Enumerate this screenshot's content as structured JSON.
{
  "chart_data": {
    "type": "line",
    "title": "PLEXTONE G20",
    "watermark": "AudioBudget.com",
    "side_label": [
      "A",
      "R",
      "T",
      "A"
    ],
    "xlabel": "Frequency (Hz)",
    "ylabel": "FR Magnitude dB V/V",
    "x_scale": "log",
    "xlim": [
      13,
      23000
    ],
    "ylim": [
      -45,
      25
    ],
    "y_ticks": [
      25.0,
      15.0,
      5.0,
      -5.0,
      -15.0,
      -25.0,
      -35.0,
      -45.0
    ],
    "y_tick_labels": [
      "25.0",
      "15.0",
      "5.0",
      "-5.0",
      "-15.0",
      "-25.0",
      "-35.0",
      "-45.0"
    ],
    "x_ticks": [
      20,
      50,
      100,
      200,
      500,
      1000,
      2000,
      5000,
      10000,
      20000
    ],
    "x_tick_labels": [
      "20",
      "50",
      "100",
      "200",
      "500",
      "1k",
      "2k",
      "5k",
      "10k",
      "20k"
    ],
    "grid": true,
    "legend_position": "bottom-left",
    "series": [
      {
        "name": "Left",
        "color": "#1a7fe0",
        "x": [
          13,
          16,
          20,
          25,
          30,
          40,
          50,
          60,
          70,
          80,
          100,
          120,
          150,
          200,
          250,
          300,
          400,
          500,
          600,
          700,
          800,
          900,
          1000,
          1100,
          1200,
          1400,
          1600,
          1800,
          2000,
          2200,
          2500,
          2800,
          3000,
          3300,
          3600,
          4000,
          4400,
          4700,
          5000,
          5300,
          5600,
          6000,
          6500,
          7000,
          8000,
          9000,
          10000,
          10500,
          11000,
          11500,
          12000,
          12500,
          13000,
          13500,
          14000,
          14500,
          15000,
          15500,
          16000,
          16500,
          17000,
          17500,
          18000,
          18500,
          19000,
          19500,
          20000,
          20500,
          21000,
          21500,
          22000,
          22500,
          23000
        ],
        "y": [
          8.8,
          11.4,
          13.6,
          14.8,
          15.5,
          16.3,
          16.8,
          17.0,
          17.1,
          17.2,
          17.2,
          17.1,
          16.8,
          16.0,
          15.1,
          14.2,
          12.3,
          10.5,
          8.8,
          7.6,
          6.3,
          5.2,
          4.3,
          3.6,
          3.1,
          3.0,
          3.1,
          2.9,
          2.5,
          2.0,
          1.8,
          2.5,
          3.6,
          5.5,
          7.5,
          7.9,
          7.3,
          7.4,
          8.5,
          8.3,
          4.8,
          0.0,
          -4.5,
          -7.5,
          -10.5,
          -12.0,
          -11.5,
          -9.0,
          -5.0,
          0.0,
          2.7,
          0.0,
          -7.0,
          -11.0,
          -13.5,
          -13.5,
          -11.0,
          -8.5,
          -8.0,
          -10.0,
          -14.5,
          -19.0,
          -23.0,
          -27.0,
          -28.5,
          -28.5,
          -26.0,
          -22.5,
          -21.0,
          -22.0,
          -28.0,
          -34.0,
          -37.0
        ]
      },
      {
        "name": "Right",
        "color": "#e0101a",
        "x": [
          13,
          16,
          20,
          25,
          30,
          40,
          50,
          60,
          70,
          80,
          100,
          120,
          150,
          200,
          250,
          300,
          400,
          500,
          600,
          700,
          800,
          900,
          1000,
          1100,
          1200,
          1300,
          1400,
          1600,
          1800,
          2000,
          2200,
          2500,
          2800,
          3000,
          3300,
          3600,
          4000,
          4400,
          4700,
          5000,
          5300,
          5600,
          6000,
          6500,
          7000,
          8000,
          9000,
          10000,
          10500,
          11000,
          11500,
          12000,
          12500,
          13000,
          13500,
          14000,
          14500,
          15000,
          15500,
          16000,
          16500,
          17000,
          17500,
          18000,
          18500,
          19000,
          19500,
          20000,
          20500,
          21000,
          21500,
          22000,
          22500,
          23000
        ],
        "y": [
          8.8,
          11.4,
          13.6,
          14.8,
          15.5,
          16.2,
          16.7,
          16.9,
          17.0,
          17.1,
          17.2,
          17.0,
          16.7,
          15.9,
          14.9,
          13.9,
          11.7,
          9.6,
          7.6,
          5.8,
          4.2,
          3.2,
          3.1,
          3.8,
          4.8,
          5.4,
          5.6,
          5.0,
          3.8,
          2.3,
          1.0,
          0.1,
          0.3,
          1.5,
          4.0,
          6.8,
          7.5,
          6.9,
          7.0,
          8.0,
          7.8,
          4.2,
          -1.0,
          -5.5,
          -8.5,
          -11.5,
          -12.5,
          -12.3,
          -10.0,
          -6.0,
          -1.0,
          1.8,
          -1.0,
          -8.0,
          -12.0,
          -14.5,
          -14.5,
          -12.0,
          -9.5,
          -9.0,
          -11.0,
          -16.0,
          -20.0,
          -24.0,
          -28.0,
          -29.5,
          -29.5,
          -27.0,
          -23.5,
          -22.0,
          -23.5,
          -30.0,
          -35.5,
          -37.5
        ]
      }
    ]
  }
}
..........
• [Directions]: Extract the listing in its entirety and repeat it exactly.

• [Reply]:
Enumerate this screenshot's content as structured JSON.
{
  "chart_data": {
    "type": "line",
    "title": "PLEXTONE G20",
    "watermark": "AudioBudget.com",
    "side_label": [
      "A",
      "R",
      "T",
      "A"
    ],
    "xlabel": "Frequency (Hz)",
    "ylabel": "FR Magnitude dB V/V",
    "x_scale": "log",
    "xlim": [
      13,
      23000
    ],
    "ylim": [
      -45,
      25
    ],
    "y_ticks": [
      25.0,
      15.0,
      5.0,
      -5.0,
      -15.0,
      -25.0,
      -35.0,
      -45.0
    ],
    "y_tick_labels": [
      "25.0",
      "15.0",
      "5.0",
      "-5.0",
      "-15.0",
      "-25.0",
      "-35.0",
      "-45.0"
    ],
    "x_ticks": [
      20,
      50,
      100,
      200,
      500,
      1000,
      2000,
      5000,
      10000,
      20000
    ],
    "x_tick_labels": [
      "20",
      "50",
      "100",
      "200",
      "500",
      "1k",
      "2k",
      "5k",
      "10k",
      "20k"
    ],
    "grid": true,
    "legend_position": "bottom-left",
    "series": [
      {
        "name": "Left",
        "color": "#1a7fe0",
        "x": [
          13,
          16,
          20,
          25,
          30,
          40,
          50,
          60,
          70,
          80,
          100,
          120,
          150,
          200,
          250,
          300,
          400,
          500,
          600,
          700,
          800,
          900,
          1000,
          1100,
          1200,
          1400,
          1600,
          1800,
          2000,
          2200,
          2500,
          2800,
          3000,
          3300,
          3600,
          4000,
          4400,
          4700,
          5000,
          5300,
          5600,
          6000,
          6500,
          7000,
          8000,
          9000,
          10000,
          10500,
          11000,
          11500,
          12000,
          12500,
          13000,
          13500,
          14000,
          14500,
          15000,
          15500,
          16000,
          16500,
          17000,
          17500,
          18000,
          18500,
          19000,
          19500,
          20000,
          20500,
          21000,
          21500,
          22000,
          22500,
          23000
        ],
        "y": [
          8.8,
          11.4,
          13.6,
          14.8,
          15.5,
          16.3,
          16.8,
          17.0,
          17.1,
          17.2,
          17.2,
          17.1,
          16.8,
          16.0,
          15.1,
          14.2,
          12.3,
          10.5,
          8.8,
          7.6,
          6.3,
          5.2,
          4.3,
          3.6,
          3.1,
          3.0,
          3.1,
          2.9,
          2.5,
          2.0,
          1.8,
          2.5,
          3.6,
          5.5,
          7.5,
          7.9,
          7.3,
          7.4,
          8.5,
          8.3,
          4.8,
          0.0,
          -4.5,
          -7.5,
          -10.5,
          -12.0,
          -11.5,
          -9.0,
          -5.0,
          0.0,
          2.7,
          0.0,
          -7.0,
          -11.0,
          -13.5,
          -13.5,
          -11.0,
          -8.5,
          -8.0,
          -10.0,
          -14.5,
          -19.0,
          -23.0,
          -27.0,
          -28.5,
          -28.5,
          -26.0,
          -22.5,
          -21.0,
          -22.0,
          -28.0,
          -34.0,
          -37.0
        ]
      },
      {
        "name": "Right",
        "color": "#e0101a",
        "x": [
          13,
          16,
          20,
          25,
          30,
          40,
          50,
          60,
          70,
          80,
          100,
          120,
          150,
          200,
          250,
          300,
          400,
          500,
          600,
          700,
          800,
          900,
          1000,
          1100,
          1200,
          1300,
          1400,
          1600,
          1800,
          2000,
          2200,
          2500,
          2800,
          3000,
          3300,
          3600,
          4000,
          4400,
          4700,
          5000,
          5300,
          5600,
          6000,
          6500,
          7000,
          8000,
          9000,
          10000,
          10500,
          11000,
          11500,
          12000,
          12500,
          13000,
          13500,
          14000,
          14500,
          15000,
          15500,
          16000,
          16500,
          17000,
          17500,
          18000,
          18500,
          19000,
          19500,
          20000,
          20500,
          21000,
          21500,
          22000,
          22500,
          23000
        ],
        "y": [
          8.8,
          11.4,
          13.6,
          14.8,
          15.5,
          16.2,
          16.7,
          16.9,
          17.0,
          17.1,
          17.2,
          17.0,
          16.7,
          15.9,
          14.9,
          13.9,
          11.7,
          9.6,
          7.6,
          5.8,
          4.2,
          3.2,
          3.1,
          3.8,
          4.8,
          5.4,
          5.6,
          5.0,
          3.8,
          2.3,
          1.0,
          0.1,
          0.3,
          1.5,
          4.0,
          6.8,
          7.5,
          6.9,
          7.0,
          8.0,
          7.8,
          4.2,
          -1.0,
          -5.5,
          -8.5,
          -11.5,
          -12.5,
          -12.3,
          -10.0,
          -6.0,
          -1.0,
          1.8,
          -1.0,
          -8.0,
          -12.0,
          -14.5,
          -14.5,
          -12.0,
          -9.5,
          -9.0,
          -11.0,
          -16.0,
          -20.0,
          -24.0,
          -28.0,
          -29.5,
          -29.5,
          -27.0,
          -23.5,
          -22.0,
          -23.5,
          -30.0,
          -35.5,
          -37.5
        ]
      }
    ]
  }
}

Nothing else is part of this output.